--- Start of Data section ---

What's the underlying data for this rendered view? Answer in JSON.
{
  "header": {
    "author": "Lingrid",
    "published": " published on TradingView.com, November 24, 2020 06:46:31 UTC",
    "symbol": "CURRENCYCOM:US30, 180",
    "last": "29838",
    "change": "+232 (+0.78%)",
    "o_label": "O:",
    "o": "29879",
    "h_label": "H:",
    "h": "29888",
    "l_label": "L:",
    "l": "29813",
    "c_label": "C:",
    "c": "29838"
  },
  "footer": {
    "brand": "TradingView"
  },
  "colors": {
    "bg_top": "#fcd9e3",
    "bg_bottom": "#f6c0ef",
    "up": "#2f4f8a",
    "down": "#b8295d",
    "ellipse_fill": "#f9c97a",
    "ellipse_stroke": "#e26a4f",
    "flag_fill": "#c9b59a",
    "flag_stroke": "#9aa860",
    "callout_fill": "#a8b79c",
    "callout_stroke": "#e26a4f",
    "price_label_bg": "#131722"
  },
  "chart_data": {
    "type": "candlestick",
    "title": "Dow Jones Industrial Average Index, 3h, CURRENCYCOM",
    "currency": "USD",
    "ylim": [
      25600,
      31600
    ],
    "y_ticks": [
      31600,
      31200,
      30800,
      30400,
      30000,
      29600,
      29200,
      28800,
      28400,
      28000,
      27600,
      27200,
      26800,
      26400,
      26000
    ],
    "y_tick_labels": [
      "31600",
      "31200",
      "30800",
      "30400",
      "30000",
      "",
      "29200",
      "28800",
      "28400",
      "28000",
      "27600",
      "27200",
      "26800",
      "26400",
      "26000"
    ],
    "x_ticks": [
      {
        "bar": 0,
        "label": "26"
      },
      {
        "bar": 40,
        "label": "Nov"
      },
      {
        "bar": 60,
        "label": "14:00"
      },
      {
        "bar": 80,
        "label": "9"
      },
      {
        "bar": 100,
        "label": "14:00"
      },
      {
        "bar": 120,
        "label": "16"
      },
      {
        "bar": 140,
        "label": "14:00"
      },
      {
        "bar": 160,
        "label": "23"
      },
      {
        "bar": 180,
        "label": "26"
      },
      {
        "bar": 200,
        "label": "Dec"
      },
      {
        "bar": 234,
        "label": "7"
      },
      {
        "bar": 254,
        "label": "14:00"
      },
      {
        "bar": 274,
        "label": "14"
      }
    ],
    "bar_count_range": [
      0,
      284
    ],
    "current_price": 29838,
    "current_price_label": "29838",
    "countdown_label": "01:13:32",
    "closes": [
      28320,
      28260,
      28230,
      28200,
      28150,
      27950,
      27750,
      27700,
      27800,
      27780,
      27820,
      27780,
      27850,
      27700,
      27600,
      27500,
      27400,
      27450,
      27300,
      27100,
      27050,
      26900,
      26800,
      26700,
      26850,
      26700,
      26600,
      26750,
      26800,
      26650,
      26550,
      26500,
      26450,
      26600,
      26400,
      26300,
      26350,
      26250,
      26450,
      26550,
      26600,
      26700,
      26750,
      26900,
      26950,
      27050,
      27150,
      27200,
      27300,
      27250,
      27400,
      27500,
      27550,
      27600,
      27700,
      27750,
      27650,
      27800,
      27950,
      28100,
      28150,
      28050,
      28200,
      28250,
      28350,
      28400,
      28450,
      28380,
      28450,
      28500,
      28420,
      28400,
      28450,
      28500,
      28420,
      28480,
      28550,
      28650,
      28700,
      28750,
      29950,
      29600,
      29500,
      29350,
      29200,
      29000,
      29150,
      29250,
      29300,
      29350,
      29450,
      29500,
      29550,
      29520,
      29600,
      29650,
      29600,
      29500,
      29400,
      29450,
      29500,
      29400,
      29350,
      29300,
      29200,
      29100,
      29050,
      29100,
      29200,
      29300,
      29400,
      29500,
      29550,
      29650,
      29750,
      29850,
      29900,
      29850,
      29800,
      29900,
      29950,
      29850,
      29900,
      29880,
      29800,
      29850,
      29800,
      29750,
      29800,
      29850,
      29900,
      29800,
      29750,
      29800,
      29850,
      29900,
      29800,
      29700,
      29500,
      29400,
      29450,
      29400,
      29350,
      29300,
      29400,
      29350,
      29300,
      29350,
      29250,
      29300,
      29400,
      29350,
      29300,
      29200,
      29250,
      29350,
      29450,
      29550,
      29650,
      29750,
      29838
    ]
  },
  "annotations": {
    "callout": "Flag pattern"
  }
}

--- End of Data section ---
--- Start of Data section ---

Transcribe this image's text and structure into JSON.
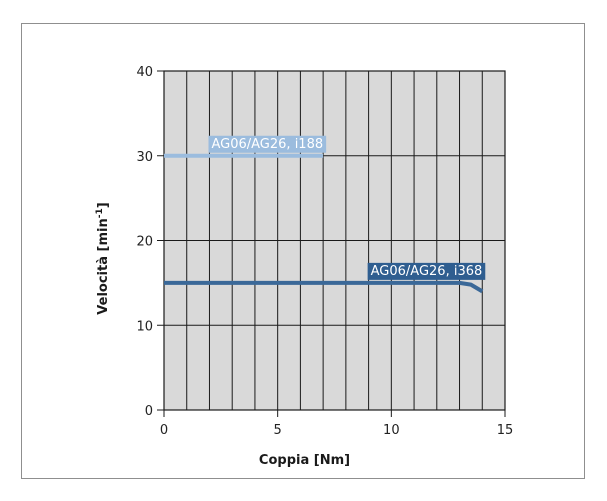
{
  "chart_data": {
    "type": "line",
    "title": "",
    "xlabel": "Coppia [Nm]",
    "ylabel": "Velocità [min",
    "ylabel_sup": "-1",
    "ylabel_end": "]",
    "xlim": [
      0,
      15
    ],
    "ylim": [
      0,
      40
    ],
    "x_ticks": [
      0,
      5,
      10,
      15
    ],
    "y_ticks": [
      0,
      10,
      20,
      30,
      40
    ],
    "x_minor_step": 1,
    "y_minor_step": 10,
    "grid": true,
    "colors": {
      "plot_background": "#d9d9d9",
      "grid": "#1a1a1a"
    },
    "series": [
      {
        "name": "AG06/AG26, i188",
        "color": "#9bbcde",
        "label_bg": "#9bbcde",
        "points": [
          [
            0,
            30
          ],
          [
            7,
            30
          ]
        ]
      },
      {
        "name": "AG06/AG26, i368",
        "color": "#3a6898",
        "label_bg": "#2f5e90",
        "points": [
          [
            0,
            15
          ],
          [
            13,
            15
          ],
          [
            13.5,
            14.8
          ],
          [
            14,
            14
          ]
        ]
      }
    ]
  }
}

--- End of Data section ---
--- Start of Data section ---

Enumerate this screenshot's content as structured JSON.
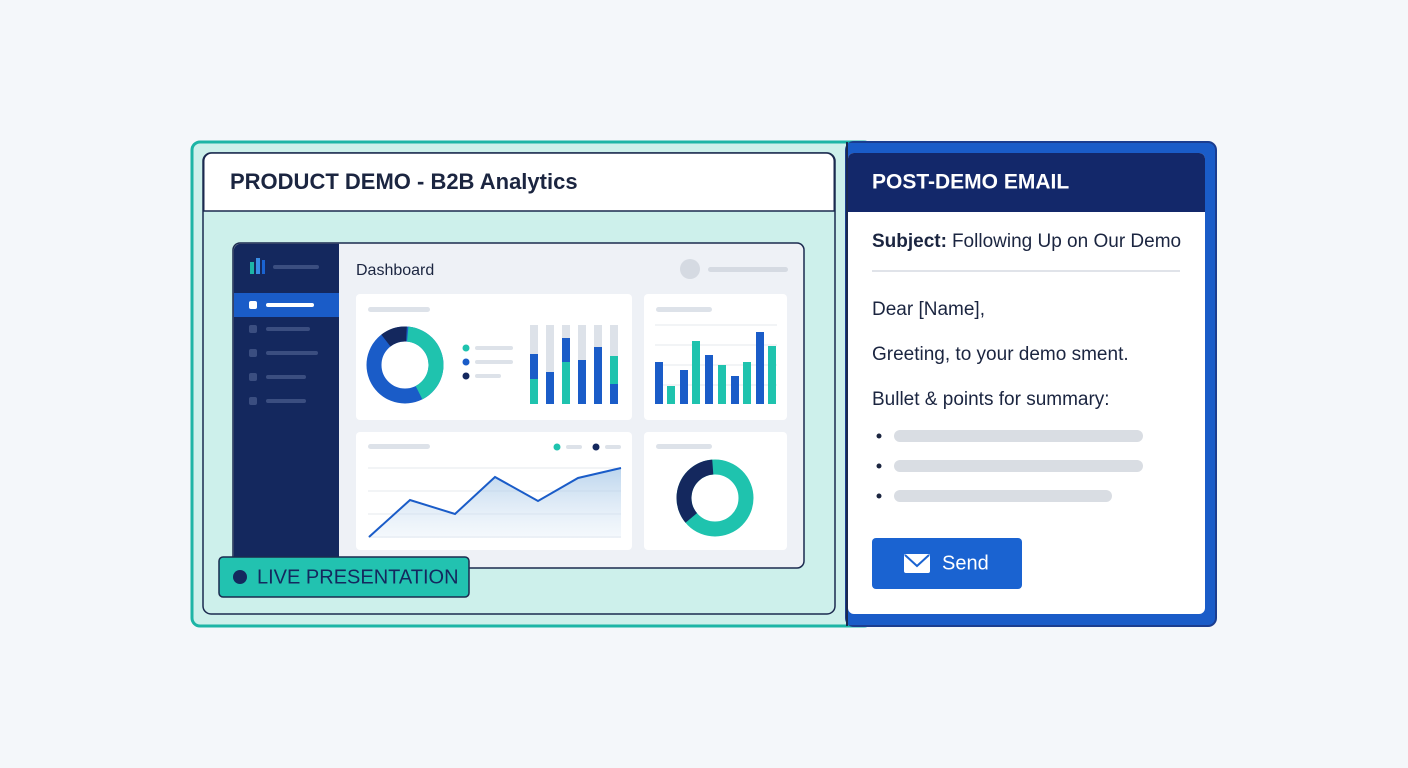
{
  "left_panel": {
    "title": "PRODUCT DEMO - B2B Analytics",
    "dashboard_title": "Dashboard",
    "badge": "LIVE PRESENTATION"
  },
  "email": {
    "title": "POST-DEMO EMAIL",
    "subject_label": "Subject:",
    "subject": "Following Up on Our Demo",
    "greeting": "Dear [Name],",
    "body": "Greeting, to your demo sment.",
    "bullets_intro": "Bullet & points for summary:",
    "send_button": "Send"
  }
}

--- End of Data section ---

▶ _Set exercise_:
Scan the records above for the string "CURRENCYCOM", then select every line that holds it.

▶ _Reply_:
    "symbol": "CURRENCYCOM:US30, 180",
    "title": "Dow Jones Industrial Average Index, 3h, CURRENCYCOM",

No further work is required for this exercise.